WHAT THE TASK ASKS - Collect all lines containing the word "JSON" from the data.

TASK MATERIAL -
☆ ☆ ☆ ☆
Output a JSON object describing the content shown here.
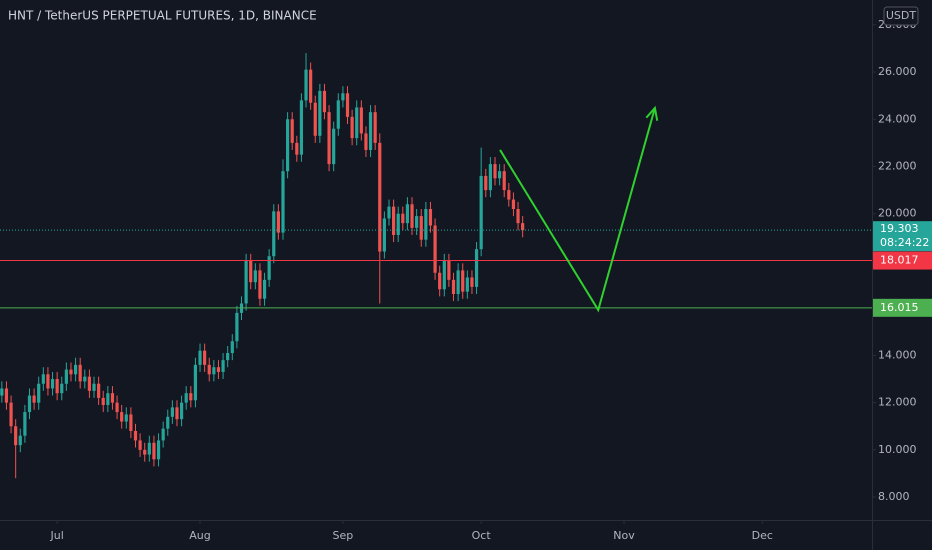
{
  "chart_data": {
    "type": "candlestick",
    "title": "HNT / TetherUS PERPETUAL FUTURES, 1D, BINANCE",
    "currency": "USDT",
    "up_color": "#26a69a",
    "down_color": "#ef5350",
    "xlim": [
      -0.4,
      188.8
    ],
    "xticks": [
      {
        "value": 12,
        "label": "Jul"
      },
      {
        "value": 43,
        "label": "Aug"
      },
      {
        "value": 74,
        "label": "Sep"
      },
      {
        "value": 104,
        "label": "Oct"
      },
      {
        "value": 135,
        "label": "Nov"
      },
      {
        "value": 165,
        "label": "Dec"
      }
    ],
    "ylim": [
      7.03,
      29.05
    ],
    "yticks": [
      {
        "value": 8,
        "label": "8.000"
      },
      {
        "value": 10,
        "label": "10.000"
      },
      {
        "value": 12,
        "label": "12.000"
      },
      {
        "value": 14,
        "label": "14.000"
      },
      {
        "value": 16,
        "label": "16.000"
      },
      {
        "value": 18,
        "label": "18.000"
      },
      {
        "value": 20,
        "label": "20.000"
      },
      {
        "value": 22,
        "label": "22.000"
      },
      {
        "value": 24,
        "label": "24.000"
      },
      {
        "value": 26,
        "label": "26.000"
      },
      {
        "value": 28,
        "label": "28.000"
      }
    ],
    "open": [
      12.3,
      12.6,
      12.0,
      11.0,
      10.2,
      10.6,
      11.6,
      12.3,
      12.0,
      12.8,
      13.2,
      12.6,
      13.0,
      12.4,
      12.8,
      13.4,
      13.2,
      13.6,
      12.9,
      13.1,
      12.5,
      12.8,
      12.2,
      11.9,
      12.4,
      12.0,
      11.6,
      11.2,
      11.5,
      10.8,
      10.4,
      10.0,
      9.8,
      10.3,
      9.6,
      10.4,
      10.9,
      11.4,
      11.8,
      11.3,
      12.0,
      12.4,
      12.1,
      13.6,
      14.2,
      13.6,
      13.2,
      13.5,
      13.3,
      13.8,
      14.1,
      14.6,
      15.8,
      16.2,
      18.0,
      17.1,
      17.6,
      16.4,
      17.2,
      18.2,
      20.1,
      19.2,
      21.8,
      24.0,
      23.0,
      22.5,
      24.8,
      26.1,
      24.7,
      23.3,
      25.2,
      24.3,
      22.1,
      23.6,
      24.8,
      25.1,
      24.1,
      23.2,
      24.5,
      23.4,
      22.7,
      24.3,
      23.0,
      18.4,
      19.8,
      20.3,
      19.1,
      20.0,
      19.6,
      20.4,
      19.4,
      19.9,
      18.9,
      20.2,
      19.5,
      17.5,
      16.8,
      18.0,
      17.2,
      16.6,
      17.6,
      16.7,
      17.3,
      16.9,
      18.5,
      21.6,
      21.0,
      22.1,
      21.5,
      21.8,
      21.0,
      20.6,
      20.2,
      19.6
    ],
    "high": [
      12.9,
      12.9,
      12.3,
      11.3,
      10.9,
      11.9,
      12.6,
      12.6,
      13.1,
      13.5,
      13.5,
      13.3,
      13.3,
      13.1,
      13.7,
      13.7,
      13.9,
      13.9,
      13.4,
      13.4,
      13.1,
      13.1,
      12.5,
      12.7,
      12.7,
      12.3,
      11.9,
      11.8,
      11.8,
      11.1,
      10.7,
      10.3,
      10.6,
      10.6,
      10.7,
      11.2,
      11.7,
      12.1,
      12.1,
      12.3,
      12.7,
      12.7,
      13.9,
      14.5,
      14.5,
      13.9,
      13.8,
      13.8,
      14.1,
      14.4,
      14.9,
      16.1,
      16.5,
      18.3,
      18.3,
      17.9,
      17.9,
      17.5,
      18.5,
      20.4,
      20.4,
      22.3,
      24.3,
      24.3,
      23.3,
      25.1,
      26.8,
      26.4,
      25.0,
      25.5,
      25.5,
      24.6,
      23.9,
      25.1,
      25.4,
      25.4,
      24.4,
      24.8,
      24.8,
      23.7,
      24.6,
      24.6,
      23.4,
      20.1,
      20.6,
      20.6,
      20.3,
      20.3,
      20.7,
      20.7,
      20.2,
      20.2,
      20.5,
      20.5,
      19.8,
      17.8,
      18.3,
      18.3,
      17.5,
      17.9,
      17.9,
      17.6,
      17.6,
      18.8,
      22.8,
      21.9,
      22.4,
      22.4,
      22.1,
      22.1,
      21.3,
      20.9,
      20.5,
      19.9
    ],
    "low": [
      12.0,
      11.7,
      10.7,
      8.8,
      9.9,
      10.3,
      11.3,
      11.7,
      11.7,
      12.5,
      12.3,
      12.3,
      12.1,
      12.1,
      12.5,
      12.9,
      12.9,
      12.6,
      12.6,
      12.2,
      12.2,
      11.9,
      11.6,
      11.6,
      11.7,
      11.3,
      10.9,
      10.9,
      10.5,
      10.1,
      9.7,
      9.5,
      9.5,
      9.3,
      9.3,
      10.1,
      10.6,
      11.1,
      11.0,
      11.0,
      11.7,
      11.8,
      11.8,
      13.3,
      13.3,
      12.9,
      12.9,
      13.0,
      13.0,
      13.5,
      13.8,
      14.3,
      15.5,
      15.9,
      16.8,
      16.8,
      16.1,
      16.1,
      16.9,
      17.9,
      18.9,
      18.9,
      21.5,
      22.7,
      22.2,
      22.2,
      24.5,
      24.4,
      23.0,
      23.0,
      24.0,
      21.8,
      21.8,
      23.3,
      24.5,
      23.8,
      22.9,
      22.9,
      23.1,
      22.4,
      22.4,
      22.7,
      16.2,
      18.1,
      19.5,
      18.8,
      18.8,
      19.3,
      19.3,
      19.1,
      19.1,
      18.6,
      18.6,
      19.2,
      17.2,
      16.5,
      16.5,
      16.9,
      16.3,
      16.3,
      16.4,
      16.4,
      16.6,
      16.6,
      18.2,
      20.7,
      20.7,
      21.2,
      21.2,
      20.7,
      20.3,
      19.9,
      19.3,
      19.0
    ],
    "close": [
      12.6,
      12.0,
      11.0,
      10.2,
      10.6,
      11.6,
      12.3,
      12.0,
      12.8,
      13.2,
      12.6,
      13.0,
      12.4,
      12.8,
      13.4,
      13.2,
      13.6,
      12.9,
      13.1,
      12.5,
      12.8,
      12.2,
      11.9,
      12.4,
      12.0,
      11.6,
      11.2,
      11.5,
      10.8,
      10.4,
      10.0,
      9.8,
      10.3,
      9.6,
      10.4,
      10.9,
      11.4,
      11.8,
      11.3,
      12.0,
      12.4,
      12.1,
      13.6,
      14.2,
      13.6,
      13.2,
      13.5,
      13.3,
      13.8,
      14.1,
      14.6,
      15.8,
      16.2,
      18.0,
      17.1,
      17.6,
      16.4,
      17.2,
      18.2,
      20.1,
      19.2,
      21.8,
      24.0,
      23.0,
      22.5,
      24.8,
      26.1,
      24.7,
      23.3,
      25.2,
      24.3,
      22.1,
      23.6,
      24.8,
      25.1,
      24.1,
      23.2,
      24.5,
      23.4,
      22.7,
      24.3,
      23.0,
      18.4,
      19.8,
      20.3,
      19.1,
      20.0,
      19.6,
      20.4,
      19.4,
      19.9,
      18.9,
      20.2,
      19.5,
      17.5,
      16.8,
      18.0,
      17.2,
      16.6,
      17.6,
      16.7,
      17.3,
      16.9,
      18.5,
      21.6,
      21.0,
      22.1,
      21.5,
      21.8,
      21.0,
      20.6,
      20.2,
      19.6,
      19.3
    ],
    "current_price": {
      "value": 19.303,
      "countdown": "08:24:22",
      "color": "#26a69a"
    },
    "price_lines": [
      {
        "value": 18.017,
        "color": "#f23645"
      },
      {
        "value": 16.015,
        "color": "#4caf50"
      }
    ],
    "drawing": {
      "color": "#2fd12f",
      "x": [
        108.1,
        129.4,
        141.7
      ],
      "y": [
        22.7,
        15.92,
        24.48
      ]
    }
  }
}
☆ ☆ ☆ ☆
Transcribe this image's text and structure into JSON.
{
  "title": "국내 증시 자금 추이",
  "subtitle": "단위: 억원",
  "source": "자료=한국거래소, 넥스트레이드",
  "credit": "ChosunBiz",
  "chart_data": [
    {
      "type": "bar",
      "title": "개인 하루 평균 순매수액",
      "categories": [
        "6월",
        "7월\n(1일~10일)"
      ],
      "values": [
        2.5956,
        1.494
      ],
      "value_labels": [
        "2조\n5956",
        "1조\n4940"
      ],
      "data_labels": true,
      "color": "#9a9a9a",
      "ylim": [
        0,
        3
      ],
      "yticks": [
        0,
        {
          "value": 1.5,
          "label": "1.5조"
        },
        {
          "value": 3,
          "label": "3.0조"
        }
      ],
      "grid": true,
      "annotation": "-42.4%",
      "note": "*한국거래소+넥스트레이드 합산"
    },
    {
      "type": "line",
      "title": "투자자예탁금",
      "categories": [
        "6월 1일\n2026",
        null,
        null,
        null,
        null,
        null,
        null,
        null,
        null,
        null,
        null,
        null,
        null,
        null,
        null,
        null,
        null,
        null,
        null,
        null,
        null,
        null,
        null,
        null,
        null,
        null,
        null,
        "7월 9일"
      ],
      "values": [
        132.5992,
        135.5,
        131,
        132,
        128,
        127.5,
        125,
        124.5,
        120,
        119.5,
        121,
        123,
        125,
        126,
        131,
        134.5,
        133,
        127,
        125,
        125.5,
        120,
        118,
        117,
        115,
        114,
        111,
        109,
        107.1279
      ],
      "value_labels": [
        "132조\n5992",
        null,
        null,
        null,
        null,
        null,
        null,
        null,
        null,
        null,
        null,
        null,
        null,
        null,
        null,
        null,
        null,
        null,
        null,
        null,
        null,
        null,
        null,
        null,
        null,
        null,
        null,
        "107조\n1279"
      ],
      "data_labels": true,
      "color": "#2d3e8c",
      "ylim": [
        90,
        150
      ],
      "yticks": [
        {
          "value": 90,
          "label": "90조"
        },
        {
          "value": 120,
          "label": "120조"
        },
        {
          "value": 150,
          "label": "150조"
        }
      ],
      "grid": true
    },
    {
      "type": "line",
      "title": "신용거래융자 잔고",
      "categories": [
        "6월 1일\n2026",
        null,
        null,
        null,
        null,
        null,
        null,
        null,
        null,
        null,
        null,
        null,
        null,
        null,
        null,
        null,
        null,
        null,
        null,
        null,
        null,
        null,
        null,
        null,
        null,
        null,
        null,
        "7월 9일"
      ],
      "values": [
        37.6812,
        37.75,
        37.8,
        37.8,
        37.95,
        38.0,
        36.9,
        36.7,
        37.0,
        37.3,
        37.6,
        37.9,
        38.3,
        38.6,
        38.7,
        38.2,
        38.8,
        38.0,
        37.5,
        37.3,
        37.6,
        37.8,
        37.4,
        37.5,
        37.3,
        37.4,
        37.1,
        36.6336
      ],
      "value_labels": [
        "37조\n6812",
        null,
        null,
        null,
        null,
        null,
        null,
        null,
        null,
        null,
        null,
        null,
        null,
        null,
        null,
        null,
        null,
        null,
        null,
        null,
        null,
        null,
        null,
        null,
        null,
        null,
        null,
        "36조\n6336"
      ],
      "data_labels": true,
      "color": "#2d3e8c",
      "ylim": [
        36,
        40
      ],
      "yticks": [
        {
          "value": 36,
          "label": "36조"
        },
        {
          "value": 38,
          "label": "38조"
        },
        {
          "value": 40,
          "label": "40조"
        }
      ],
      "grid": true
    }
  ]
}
☆ ☆ ☆ ☆
SOLUTION -
Output a JSON object describing the content shown here.
Transcribe this image's text and structure into JSON.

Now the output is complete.